▶ [Problem to work on]
Give the records back in full, exactly as they read.
## start
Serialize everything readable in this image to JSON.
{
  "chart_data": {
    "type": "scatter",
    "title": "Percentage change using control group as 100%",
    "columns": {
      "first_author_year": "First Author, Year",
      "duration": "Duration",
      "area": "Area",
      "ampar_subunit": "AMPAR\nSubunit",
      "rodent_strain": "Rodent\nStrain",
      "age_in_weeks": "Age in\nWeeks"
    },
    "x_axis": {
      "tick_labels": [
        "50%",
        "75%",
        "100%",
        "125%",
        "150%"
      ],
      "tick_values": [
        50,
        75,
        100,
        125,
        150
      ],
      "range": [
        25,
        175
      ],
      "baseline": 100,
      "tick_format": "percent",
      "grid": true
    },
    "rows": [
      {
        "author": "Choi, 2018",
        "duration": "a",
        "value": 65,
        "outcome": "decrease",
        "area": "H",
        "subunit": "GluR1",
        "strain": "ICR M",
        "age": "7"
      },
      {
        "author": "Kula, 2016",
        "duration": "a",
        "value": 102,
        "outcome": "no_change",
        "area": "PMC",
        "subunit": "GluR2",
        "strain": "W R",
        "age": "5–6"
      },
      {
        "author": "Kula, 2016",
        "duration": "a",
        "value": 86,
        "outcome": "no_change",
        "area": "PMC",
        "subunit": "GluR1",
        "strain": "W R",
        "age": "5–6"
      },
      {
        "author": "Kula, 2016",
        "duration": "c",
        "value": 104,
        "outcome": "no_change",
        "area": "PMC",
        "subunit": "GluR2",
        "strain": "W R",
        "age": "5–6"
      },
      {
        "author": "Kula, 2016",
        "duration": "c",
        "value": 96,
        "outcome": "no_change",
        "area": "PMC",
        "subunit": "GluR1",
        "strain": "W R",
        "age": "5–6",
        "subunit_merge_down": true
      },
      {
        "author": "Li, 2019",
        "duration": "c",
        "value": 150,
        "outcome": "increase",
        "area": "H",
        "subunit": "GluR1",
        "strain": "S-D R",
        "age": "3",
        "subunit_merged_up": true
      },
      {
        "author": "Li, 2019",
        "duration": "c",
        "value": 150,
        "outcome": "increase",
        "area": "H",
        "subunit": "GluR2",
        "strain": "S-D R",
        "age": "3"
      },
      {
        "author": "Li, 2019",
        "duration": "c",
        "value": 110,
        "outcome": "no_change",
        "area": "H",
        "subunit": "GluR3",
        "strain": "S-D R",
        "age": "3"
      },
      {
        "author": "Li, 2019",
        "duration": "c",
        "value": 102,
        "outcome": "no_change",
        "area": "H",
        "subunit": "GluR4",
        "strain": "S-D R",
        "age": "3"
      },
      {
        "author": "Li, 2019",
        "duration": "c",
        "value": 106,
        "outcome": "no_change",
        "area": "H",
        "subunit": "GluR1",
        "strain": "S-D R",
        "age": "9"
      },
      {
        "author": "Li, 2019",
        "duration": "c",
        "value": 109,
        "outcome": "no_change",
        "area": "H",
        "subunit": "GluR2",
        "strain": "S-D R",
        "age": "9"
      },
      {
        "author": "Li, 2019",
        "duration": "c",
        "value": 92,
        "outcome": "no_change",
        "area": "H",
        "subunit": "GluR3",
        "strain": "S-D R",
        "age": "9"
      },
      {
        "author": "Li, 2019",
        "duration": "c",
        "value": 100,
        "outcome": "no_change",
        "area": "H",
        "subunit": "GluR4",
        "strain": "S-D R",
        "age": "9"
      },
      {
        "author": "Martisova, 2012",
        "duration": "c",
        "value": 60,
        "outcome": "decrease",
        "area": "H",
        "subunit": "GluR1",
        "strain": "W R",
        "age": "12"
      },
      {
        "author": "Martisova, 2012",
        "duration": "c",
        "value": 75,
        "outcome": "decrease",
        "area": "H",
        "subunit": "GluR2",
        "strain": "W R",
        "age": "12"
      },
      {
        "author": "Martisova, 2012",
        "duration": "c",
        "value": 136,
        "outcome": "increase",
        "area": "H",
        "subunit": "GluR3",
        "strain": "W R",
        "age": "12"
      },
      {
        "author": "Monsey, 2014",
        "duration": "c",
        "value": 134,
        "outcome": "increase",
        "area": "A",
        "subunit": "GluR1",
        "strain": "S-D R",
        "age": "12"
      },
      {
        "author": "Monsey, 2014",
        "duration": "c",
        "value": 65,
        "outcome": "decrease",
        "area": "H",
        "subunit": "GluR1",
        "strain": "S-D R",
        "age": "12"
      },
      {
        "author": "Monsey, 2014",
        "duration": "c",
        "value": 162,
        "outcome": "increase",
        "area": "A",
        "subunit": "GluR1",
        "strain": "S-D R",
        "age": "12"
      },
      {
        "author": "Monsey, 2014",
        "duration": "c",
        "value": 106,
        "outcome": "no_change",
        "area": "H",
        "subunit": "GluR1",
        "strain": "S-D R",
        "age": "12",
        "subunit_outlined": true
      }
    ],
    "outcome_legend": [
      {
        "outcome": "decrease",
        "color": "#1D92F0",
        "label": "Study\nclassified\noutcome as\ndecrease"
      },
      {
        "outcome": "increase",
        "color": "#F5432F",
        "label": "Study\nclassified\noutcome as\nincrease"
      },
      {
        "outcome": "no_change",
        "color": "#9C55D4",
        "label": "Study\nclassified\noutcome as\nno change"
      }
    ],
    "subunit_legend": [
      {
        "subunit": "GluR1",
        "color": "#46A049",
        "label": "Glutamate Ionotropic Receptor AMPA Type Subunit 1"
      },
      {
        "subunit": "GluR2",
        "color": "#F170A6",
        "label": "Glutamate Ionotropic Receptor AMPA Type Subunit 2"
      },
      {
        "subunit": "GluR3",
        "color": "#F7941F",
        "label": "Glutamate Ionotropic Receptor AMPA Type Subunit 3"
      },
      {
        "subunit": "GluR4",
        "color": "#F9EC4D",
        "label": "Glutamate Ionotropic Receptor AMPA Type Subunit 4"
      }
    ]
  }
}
## end
▶ [Full solution]
Serialize everything readable in this image to JSON.
{
  "chart_data": {
    "type": "scatter",
    "title": "Percentage change using control group as 100%",
    "columns": {
      "first_author_year": "First Author, Year",
      "duration": "Duration",
      "area": "Area",
      "ampar_subunit": "AMPAR\nSubunit",
      "rodent_strain": "Rodent\nStrain",
      "age_in_weeks": "Age in\nWeeks"
    },
    "x_axis": {
      "tick_labels": [
        "50%",
        "75%",
        "100%",
        "125%",
        "150%"
      ],
      "tick_values": [
        50,
        75,
        100,
        125,
        150
      ],
      "range": [
        25,
        175
      ],
      "baseline": 100,
      "tick_format": "percent",
      "grid": true
    },
    "rows": [
      {
        "author": "Choi, 2018",
        "duration": "a",
        "value": 65,
        "outcome": "decrease",
        "area": "H",
        "subunit": "GluR1",
        "strain": "ICR M",
        "age": "7"
      },
      {
        "author": "Kula, 2016",
        "duration": "a",
        "value": 102,
        "outcome": "no_change",
        "area": "PMC",
        "subunit": "GluR2",
        "strain": "W R",
        "age": "5–6"
      },
      {
        "author": "Kula, 2016",
        "duration": "a",
        "value": 86,
        "outcome": "no_change",
        "area": "PMC",
        "subunit": "GluR1",
        "strain": "W R",
        "age": "5–6"
      },
      {
        "author": "Kula, 2016",
        "duration": "c",
        "value": 104,
        "outcome": "no_change",
        "area": "PMC",
        "subunit": "GluR2",
        "strain": "W R",
        "age": "5–6"
      },
      {
        "author": "Kula, 2016",
        "duration": "c",
        "value": 96,
        "outcome": "no_change",
        "area": "PMC",
        "subunit": "GluR1",
        "strain": "W R",
        "age": "5–6",
        "subunit_merge_down": true
      },
      {
        "author": "Li, 2019",
        "duration": "c",
        "value": 150,
        "outcome": "increase",
        "area": "H",
        "subunit": "GluR1",
        "strain": "S-D R",
        "age": "3",
        "subunit_merged_up": true
      },
      {
        "author": "Li, 2019",
        "duration": "c",
        "value": 150,
        "outcome": "increase",
        "area": "H",
        "subunit": "GluR2",
        "strain": "S-D R",
        "age": "3"
      },
      {
        "author": "Li, 2019",
        "duration": "c",
        "value": 110,
        "outcome": "no_change",
        "area": "H",
        "subunit": "GluR3",
        "strain": "S-D R",
        "age": "3"
      },
      {
        "author": "Li, 2019",
        "duration": "c",
        "value": 102,
        "outcome": "no_change",
        "area": "H",
        "subunit": "GluR4",
        "strain": "S-D R",
        "age": "3"
      },
      {
        "author": "Li, 2019",
        "duration": "c",
        "value": 106,
        "outcome": "no_change",
        "area": "H",
        "subunit": "GluR1",
        "strain": "S-D R",
        "age": "9"
      },
      {
        "author": "Li, 2019",
        "duration": "c",
        "value": 109,
        "outcome": "no_change",
        "area": "H",
        "subunit": "GluR2",
        "strain": "S-D R",
        "age": "9"
      },
      {
        "author": "Li, 2019",
        "duration": "c",
        "value": 92,
        "outcome": "no_change",
        "area": "H",
        "subunit": "GluR3",
        "strain": "S-D R",
        "age": "9"
      },
      {
        "author": "Li, 2019",
        "duration": "c",
        "value": 100,
        "outcome": "no_change",
        "area": "H",
        "subunit": "GluR4",
        "strain": "S-D R",
        "age": "9"
      },
      {
        "author": "Martisova, 2012",
        "duration": "c",
        "value": 60,
        "outcome": "decrease",
        "area": "H",
        "subunit": "GluR1",
        "strain": "W R",
        "age": "12"
      },
      {
        "author": "Martisova, 2012",
        "duration": "c",
        "value": 75,
        "outcome": "decrease",
        "area": "H",
        "subunit": "GluR2",
        "strain": "W R",
        "age": "12"
      },
      {
        "author": "Martisova, 2012",
        "duration": "c",
        "value": 136,
        "outcome": "increase",
        "area": "H",
        "subunit": "GluR3",
        "strain": "W R",
        "age": "12"
      },
      {
        "author": "Monsey, 2014",
        "duration": "c",
        "value": 134,
        "outcome": "increase",
        "area": "A",
        "subunit": "GluR1",
        "strain": "S-D R",
        "age": "12"
      },
      {
        "author": "Monsey, 2014",
        "duration": "c",
        "value": 65,
        "outcome": "decrease",
        "area": "H",
        "subunit": "GluR1",
        "strain": "S-D R",
        "age": "12"
      },
      {
        "author": "Monsey, 2014",
        "duration": "c",
        "value": 162,
        "outcome": "increase",
        "area": "A",
        "subunit": "GluR1",
        "strain": "S-D R",
        "age": "12"
      },
      {
        "author": "Monsey, 2014",
        "duration": "c",
        "value": 106,
        "outcome": "no_change",
        "area": "H",
        "subunit": "GluR1",
        "strain": "S-D R",
        "age": "12",
        "subunit_outlined": true
      }
    ],
    "outcome_legend": [
      {
        "outcome": "decrease",
        "color": "#1D92F0",
        "label": "Study\nclassified\noutcome as\ndecrease"
      },
      {
        "outcome": "increase",
        "color": "#F5432F",
        "label": "Study\nclassified\noutcome as\nincrease"
      },
      {
        "outcome": "no_change",
        "color": "#9C55D4",
        "label": "Study\nclassified\noutcome as\nno change"
      }
    ],
    "subunit_legend": [
      {
        "subunit": "GluR1",
        "color": "#46A049",
        "label": "Glutamate Ionotropic Receptor AMPA Type Subunit 1"
      },
      {
        "subunit": "GluR2",
        "color": "#F170A6",
        "label": "Glutamate Ionotropic Receptor AMPA Type Subunit 2"
      },
      {
        "subunit": "GluR3",
        "color": "#F7941F",
        "label": "Glutamate Ionotropic Receptor AMPA Type Subunit 3"
      },
      {
        "subunit": "GluR4",
        "color": "#F9EC4D",
        "label": "Glutamate Ionotropic Receptor AMPA Type Subunit 4"
      }
    ]
  }
}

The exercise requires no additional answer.